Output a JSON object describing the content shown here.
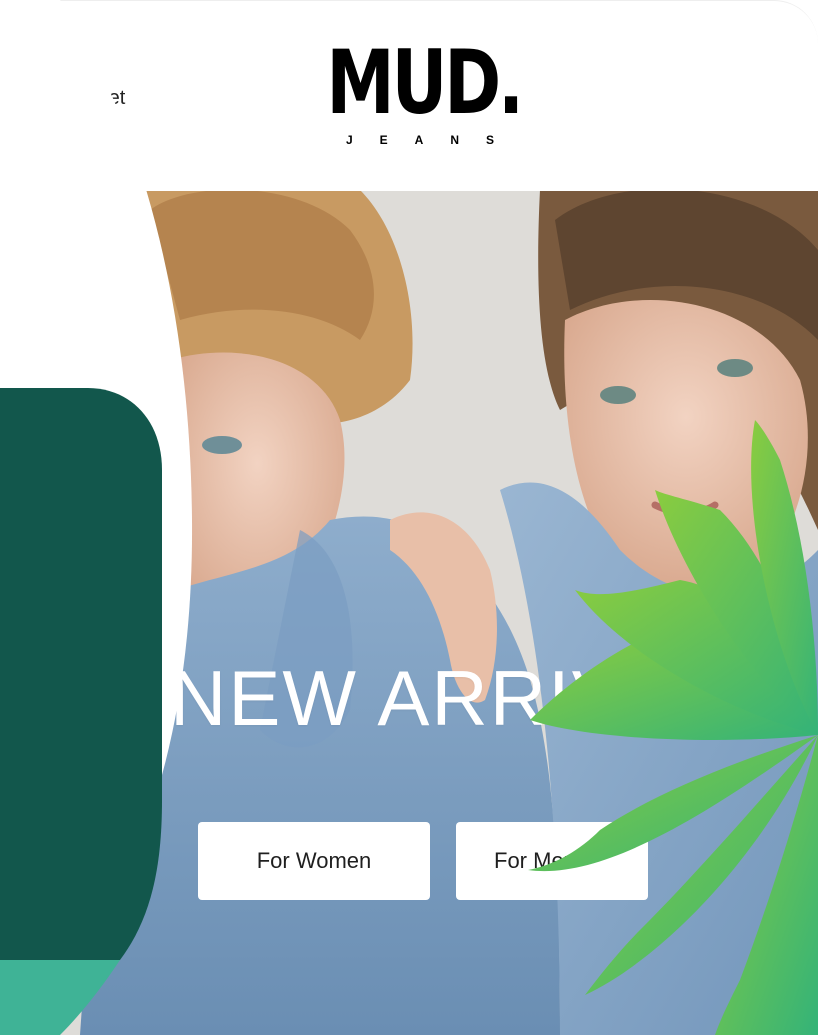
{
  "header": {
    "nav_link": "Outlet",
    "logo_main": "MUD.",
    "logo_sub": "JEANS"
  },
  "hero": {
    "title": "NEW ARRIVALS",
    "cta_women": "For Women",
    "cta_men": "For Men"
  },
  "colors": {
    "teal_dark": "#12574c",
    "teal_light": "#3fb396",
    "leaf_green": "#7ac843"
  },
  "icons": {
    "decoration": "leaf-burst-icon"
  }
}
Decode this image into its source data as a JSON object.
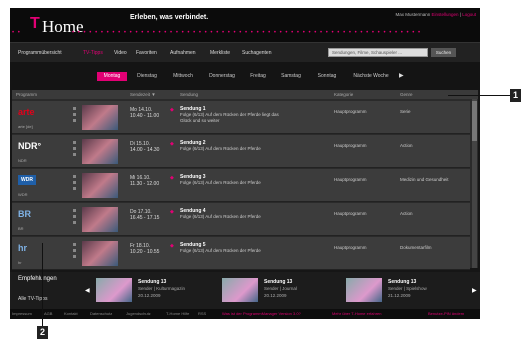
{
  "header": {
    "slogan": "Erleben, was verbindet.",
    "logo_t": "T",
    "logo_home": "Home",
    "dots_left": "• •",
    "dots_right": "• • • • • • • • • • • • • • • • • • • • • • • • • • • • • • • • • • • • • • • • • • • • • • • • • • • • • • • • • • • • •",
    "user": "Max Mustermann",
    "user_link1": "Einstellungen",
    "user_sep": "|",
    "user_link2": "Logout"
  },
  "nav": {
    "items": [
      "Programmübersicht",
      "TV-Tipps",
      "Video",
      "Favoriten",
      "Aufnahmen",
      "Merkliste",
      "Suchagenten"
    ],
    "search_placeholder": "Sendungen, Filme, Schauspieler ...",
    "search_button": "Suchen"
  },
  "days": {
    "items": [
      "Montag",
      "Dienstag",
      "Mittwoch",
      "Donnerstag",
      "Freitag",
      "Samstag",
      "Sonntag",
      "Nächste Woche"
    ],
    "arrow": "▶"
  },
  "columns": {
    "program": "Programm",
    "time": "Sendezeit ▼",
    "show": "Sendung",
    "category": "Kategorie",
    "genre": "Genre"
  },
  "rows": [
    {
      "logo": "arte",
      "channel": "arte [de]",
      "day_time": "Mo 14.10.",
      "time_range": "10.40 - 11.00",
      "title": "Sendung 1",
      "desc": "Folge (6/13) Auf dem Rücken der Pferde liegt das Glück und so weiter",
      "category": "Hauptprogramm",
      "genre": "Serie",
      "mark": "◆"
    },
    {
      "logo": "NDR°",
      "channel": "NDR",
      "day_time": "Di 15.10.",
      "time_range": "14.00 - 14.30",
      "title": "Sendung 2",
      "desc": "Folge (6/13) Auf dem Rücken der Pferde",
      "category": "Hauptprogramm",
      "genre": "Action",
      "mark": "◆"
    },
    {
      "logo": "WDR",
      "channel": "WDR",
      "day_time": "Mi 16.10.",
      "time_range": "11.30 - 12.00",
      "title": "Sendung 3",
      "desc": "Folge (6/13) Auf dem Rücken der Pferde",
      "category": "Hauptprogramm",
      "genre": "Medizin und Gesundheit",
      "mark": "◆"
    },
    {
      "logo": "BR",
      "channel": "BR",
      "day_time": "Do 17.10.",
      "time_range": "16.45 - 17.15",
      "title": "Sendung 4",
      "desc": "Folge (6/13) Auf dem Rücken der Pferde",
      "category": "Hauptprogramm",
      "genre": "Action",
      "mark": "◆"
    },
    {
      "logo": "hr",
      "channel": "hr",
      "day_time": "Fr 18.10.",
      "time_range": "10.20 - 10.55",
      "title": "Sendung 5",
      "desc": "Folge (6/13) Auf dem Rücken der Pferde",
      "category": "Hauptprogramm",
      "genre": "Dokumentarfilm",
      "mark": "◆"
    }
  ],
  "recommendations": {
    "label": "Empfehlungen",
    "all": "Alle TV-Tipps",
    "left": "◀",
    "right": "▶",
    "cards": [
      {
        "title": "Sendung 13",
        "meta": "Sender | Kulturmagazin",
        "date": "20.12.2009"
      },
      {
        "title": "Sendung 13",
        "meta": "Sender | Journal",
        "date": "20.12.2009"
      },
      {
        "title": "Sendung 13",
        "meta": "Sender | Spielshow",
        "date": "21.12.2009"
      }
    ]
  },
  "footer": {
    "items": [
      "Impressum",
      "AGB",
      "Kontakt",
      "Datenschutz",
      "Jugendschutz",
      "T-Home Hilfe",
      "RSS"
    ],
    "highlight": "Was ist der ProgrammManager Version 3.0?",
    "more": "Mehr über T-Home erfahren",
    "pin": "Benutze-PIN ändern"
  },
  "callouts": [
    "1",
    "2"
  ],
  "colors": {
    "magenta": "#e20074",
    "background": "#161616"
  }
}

### DIRECTION
Copy the records above exactly, leaving out every picture.

### FINAL ANSWER
Output a JSON object describing the content shown here.
{
  "header": {
    "nav_link": "Outlet",
    "logo_main": "MUD.",
    "logo_sub": "JEANS"
  },
  "hero": {
    "title": "NEW ARRIVALS",
    "cta_women": "For Women",
    "cta_men": "For Men"
  },
  "colors": {
    "teal_dark": "#12574c",
    "teal_light": "#3fb396",
    "leaf_green": "#7ac843"
  },
  "icons": {
    "decoration": "leaf-burst-icon"
  }
}
Decode this image into its source data as a JSON object.
{
  "header": {
    "slogan": "Erleben, was verbindet.",
    "logo_t": "T",
    "logo_home": "Home",
    "dots_left": "• •",
    "dots_right": "• • • • • • • • • • • • • • • • • • • • • • • • • • • • • • • • • • • • • • • • • • • • • • • • • • • • • • • • • • • • •",
    "user": "Max Mustermann",
    "user_link1": "Einstellungen",
    "user_sep": "|",
    "user_link2": "Logout"
  },
  "nav": {
    "items": [
      "Programmübersicht",
      "TV-Tipps",
      "Video",
      "Favoriten",
      "Aufnahmen",
      "Merkliste",
      "Suchagenten"
    ],
    "search_placeholder": "Sendungen, Filme, Schauspieler ...",
    "search_button": "Suchen"
  },
  "days": {
    "items": [
      "Montag",
      "Dienstag",
      "Mittwoch",
      "Donnerstag",
      "Freitag",
      "Samstag",
      "Sonntag",
      "Nächste Woche"
    ],
    "arrow": "▶"
  },
  "columns": {
    "program": "Programm",
    "time": "Sendezeit ▼",
    "show": "Sendung",
    "category": "Kategorie",
    "genre": "Genre"
  },
  "rows": [
    {
      "logo": "arte",
      "channel": "arte [de]",
      "day_time": "Mo 14.10.",
      "time_range": "10.40 - 11.00",
      "title": "Sendung 1",
      "desc": "Folge (6/13) Auf dem Rücken der Pferde liegt das Glück und so weiter",
      "category": "Hauptprogramm",
      "genre": "Serie",
      "mark": "◆"
    },
    {
      "logo": "NDR°",
      "channel": "NDR",
      "day_time": "Di 15.10.",
      "time_range": "14.00 - 14.30",
      "title": "Sendung 2",
      "desc": "Folge (6/13) Auf dem Rücken der Pferde",
      "category": "Hauptprogramm",
      "genre": "Action",
      "mark": "◆"
    },
    {
      "logo": "WDR",
      "channel": "WDR",
      "day_time": "Mi 16.10.",
      "time_range": "11.30 - 12.00",
      "title": "Sendung 3",
      "desc": "Folge (6/13) Auf dem Rücken der Pferde",
      "category": "Hauptprogramm",
      "genre": "Medizin und Gesundheit",
      "mark": "◆"
    },
    {
      "logo": "BR",
      "channel": "BR",
      "day_time": "Do 17.10.",
      "time_range": "16.45 - 17.15",
      "title": "Sendung 4",
      "desc": "Folge (6/13) Auf dem Rücken der Pferde",
      "category": "Hauptprogramm",
      "genre": "Action",
      "mark": "◆"
    },
    {
      "logo": "hr",
      "channel": "hr",
      "day_time": "Fr 18.10.",
      "time_range": "10.20 - 10.55",
      "title": "Sendung 5",
      "desc": "Folge (6/13) Auf dem Rücken der Pferde",
      "category": "Hauptprogramm",
      "genre": "Dokumentarfilm",
      "mark": "◆"
    }
  ],
  "recommendations": {
    "label": "Empfehlungen",
    "all": "Alle TV-Tipps",
    "left": "◀",
    "right": "▶",
    "cards": [
      {
        "title": "Sendung 13",
        "meta": "Sender | Kulturmagazin",
        "date": "20.12.2009"
      },
      {
        "title": "Sendung 13",
        "meta": "Sender | Journal",
        "date": "20.12.2009"
      },
      {
        "title": "Sendung 13",
        "meta": "Sender | Spielshow",
        "date": "21.12.2009"
      }
    ]
  },
  "footer": {
    "items": [
      "Impressum",
      "AGB",
      "Kontakt",
      "Datenschutz",
      "Jugendschutz",
      "T-Home Hilfe",
      "RSS"
    ],
    "highlight": "Was ist der ProgrammManager Version 3.0?",
    "more": "Mehr über T-Home erfahren",
    "pin": "Benutze-PIN ändern"
  },
  "callouts": [
    "1",
    "2"
  ],
  "colors": {
    "magenta": "#e20074",
    "background": "#161616"
  }
}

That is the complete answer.